Without the pictures, give the entries below again exactly as written.

** Start LISTED ENTRIES **

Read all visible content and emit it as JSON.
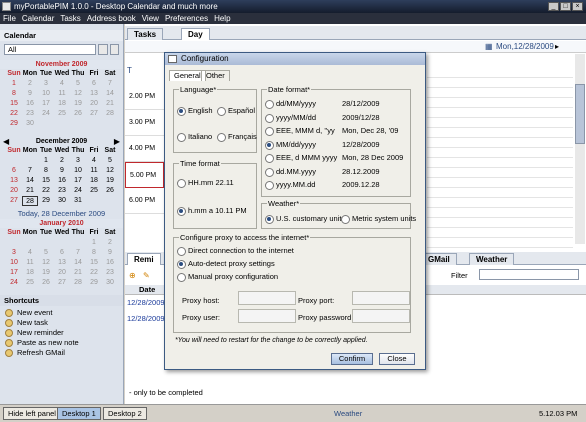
{
  "window": {
    "title": "myPortablePIM 1.0.0 - Desktop Calendar and much more"
  },
  "menu": [
    "File",
    "Calendar",
    "Tasks",
    "Address book",
    "View",
    "Preferences",
    "Help"
  ],
  "left": {
    "calendar_label": "Calendar",
    "filter_value": "All",
    "nov": {
      "title": "November 2009",
      "days": [
        "Sun",
        "Mon",
        "Tue",
        "Wed",
        "Thu",
        "Fri",
        "Sat"
      ],
      "rows": [
        [
          "1",
          "2",
          "3",
          "4",
          "5",
          "6",
          "7"
        ],
        [
          "8",
          "9",
          "10",
          "11",
          "12",
          "13",
          "14"
        ],
        [
          "15",
          "16",
          "17",
          "18",
          "19",
          "20",
          "21"
        ],
        [
          "22",
          "23",
          "24",
          "25",
          "26",
          "27",
          "28"
        ],
        [
          "29",
          "30",
          "",
          "",
          "",
          "",
          ""
        ]
      ]
    },
    "dec": {
      "title": "December 2009",
      "days": [
        "Sun",
        "Mon",
        "Tue",
        "Wed",
        "Thu",
        "Fri",
        "Sat"
      ],
      "rows": [
        [
          "",
          "",
          "1",
          "2",
          "3",
          "4",
          "5"
        ],
        [
          "6",
          "7",
          "8",
          "9",
          "10",
          "11",
          "12"
        ],
        [
          "13",
          "14",
          "15",
          "16",
          "17",
          "18",
          "19"
        ],
        [
          "20",
          "21",
          "22",
          "23",
          "24",
          "25",
          "26"
        ],
        [
          "27",
          "28",
          "29",
          "30",
          "31",
          "",
          ""
        ]
      ]
    },
    "today_label": "Today, 28 December 2009",
    "jan": {
      "title": "January 2010",
      "days": [
        "Sun",
        "Mon",
        "Tue",
        "Wed",
        "Thu",
        "Fri",
        "Sat"
      ],
      "rows": [
        [
          "",
          "",
          "",
          "",
          "",
          "1",
          "2"
        ],
        [
          "3",
          "4",
          "5",
          "6",
          "7",
          "8",
          "9"
        ],
        [
          "10",
          "11",
          "12",
          "13",
          "14",
          "15",
          "16"
        ],
        [
          "17",
          "18",
          "19",
          "20",
          "21",
          "22",
          "23"
        ],
        [
          "24",
          "25",
          "26",
          "27",
          "28",
          "29",
          "30"
        ]
      ]
    },
    "shortcuts_label": "Shortcuts",
    "shortcuts": [
      "New event",
      "New task",
      "New reminder",
      "Paste as new note",
      "Refresh GMail"
    ]
  },
  "main": {
    "tabs": [
      "Tasks",
      "Day"
    ],
    "date_display": "Mon,12/28/2009",
    "times": [
      "2.00 PM",
      "3.00 PM",
      "4.00 PM",
      "5.00 PM",
      "6.00 PM"
    ],
    "bottom_tabs": [
      "Remi",
      "GMail",
      "Weather"
    ],
    "date_col": "Date",
    "rows": [
      "12/28/2009",
      "12/28/2009"
    ],
    "filter_label": "Filter",
    "footer_text": "- only to be completed"
  },
  "status": {
    "hide_left": "Hide left panel",
    "desktop1": "Desktop 1",
    "desktop2": "Desktop 2",
    "weather": "Weather",
    "clock": "5.12.03 PM"
  },
  "dialog": {
    "title": "Configuration",
    "tabs": [
      "General",
      "Other"
    ],
    "language_label": "Language*",
    "languages": [
      "English",
      "Español",
      "Italiano",
      "Français"
    ],
    "time_label": "Time format",
    "time_options": [
      "HH.mm 22.11",
      "h.mm a 10.11 PM"
    ],
    "date_label": "Date format*",
    "date_formats": [
      [
        "dd/MM/yyyy",
        "28/12/2009"
      ],
      [
        "yyyy/MM/dd",
        "2009/12/28"
      ],
      [
        "EEE, MMM d, ''yy",
        "Mon, Dec 28, '09"
      ],
      [
        "MM/dd/yyyy",
        "12/28/2009"
      ],
      [
        "EEE, d MMM yyyy",
        "Mon, 28 Dec 2009"
      ],
      [
        "dd.MM.yyyy",
        "28.12.2009"
      ],
      [
        "yyyy.MM.dd",
        "2009.12.28"
      ]
    ],
    "weather_label": "Weather*",
    "weather_options": [
      "U.S. customary units",
      "Metric system units"
    ],
    "proxy_label": "Configure proxy to access the internet*",
    "proxy_options": [
      "Direct connection to the internet",
      "Auto-detect proxy settings",
      "Manual proxy configuration"
    ],
    "proxy_host": "Proxy host:",
    "proxy_port": "Proxy port:",
    "proxy_user": "Proxy user:",
    "proxy_password": "Proxy password:",
    "note": "*You will need to restart for the change to be correctly applied.",
    "confirm": "Confirm",
    "close": "Close"
  }
}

** End LISTED ENTRIES **

● **TASK ANSWER**:
Read all visible content and emit it as JSON.
{
  "window": {
    "title": "myPortablePIM 1.0.0 - Desktop Calendar and much more"
  },
  "menu": [
    "File",
    "Calendar",
    "Tasks",
    "Address book",
    "View",
    "Preferences",
    "Help"
  ],
  "left": {
    "calendar_label": "Calendar",
    "filter_value": "All",
    "nov": {
      "title": "November 2009",
      "days": [
        "Sun",
        "Mon",
        "Tue",
        "Wed",
        "Thu",
        "Fri",
        "Sat"
      ],
      "rows": [
        [
          "1",
          "2",
          "3",
          "4",
          "5",
          "6",
          "7"
        ],
        [
          "8",
          "9",
          "10",
          "11",
          "12",
          "13",
          "14"
        ],
        [
          "15",
          "16",
          "17",
          "18",
          "19",
          "20",
          "21"
        ],
        [
          "22",
          "23",
          "24",
          "25",
          "26",
          "27",
          "28"
        ],
        [
          "29",
          "30",
          "",
          "",
          "",
          "",
          ""
        ]
      ]
    },
    "dec": {
      "title": "December 2009",
      "days": [
        "Sun",
        "Mon",
        "Tue",
        "Wed",
        "Thu",
        "Fri",
        "Sat"
      ],
      "rows": [
        [
          "",
          "",
          "1",
          "2",
          "3",
          "4",
          "5"
        ],
        [
          "6",
          "7",
          "8",
          "9",
          "10",
          "11",
          "12"
        ],
        [
          "13",
          "14",
          "15",
          "16",
          "17",
          "18",
          "19"
        ],
        [
          "20",
          "21",
          "22",
          "23",
          "24",
          "25",
          "26"
        ],
        [
          "27",
          "28",
          "29",
          "30",
          "31",
          "",
          ""
        ]
      ]
    },
    "today_label": "Today, 28 December 2009",
    "jan": {
      "title": "January 2010",
      "days": [
        "Sun",
        "Mon",
        "Tue",
        "Wed",
        "Thu",
        "Fri",
        "Sat"
      ],
      "rows": [
        [
          "",
          "",
          "",
          "",
          "",
          "1",
          "2"
        ],
        [
          "3",
          "4",
          "5",
          "6",
          "7",
          "8",
          "9"
        ],
        [
          "10",
          "11",
          "12",
          "13",
          "14",
          "15",
          "16"
        ],
        [
          "17",
          "18",
          "19",
          "20",
          "21",
          "22",
          "23"
        ],
        [
          "24",
          "25",
          "26",
          "27",
          "28",
          "29",
          "30"
        ]
      ]
    },
    "shortcuts_label": "Shortcuts",
    "shortcuts": [
      "New event",
      "New task",
      "New reminder",
      "Paste as new note",
      "Refresh GMail"
    ]
  },
  "main": {
    "tabs": [
      "Tasks",
      "Day"
    ],
    "date_display": "Mon,12/28/2009",
    "times": [
      "2.00 PM",
      "3.00 PM",
      "4.00 PM",
      "5.00 PM",
      "6.00 PM"
    ],
    "bottom_tabs": [
      "Remi",
      "GMail",
      "Weather"
    ],
    "date_col": "Date",
    "rows": [
      "12/28/2009",
      "12/28/2009"
    ],
    "filter_label": "Filter",
    "footer_text": "- only to be completed"
  },
  "status": {
    "hide_left": "Hide left panel",
    "desktop1": "Desktop 1",
    "desktop2": "Desktop 2",
    "weather": "Weather",
    "clock": "5.12.03 PM"
  },
  "dialog": {
    "title": "Configuration",
    "tabs": [
      "General",
      "Other"
    ],
    "language_label": "Language*",
    "languages": [
      "English",
      "Español",
      "Italiano",
      "Français"
    ],
    "time_label": "Time format",
    "time_options": [
      "HH.mm 22.11",
      "h.mm a 10.11 PM"
    ],
    "date_label": "Date format*",
    "date_formats": [
      [
        "dd/MM/yyyy",
        "28/12/2009"
      ],
      [
        "yyyy/MM/dd",
        "2009/12/28"
      ],
      [
        "EEE, MMM d, ''yy",
        "Mon, Dec 28, '09"
      ],
      [
        "MM/dd/yyyy",
        "12/28/2009"
      ],
      [
        "EEE, d MMM yyyy",
        "Mon, 28 Dec 2009"
      ],
      [
        "dd.MM.yyyy",
        "28.12.2009"
      ],
      [
        "yyyy.MM.dd",
        "2009.12.28"
      ]
    ],
    "weather_label": "Weather*",
    "weather_options": [
      "U.S. customary units",
      "Metric system units"
    ],
    "proxy_label": "Configure proxy to access the internet*",
    "proxy_options": [
      "Direct connection to the internet",
      "Auto-detect proxy settings",
      "Manual proxy configuration"
    ],
    "proxy_host": "Proxy host:",
    "proxy_port": "Proxy port:",
    "proxy_user": "Proxy user:",
    "proxy_password": "Proxy password:",
    "note": "*You will need to restart for the change to be correctly applied.",
    "confirm": "Confirm",
    "close": "Close"
  }
}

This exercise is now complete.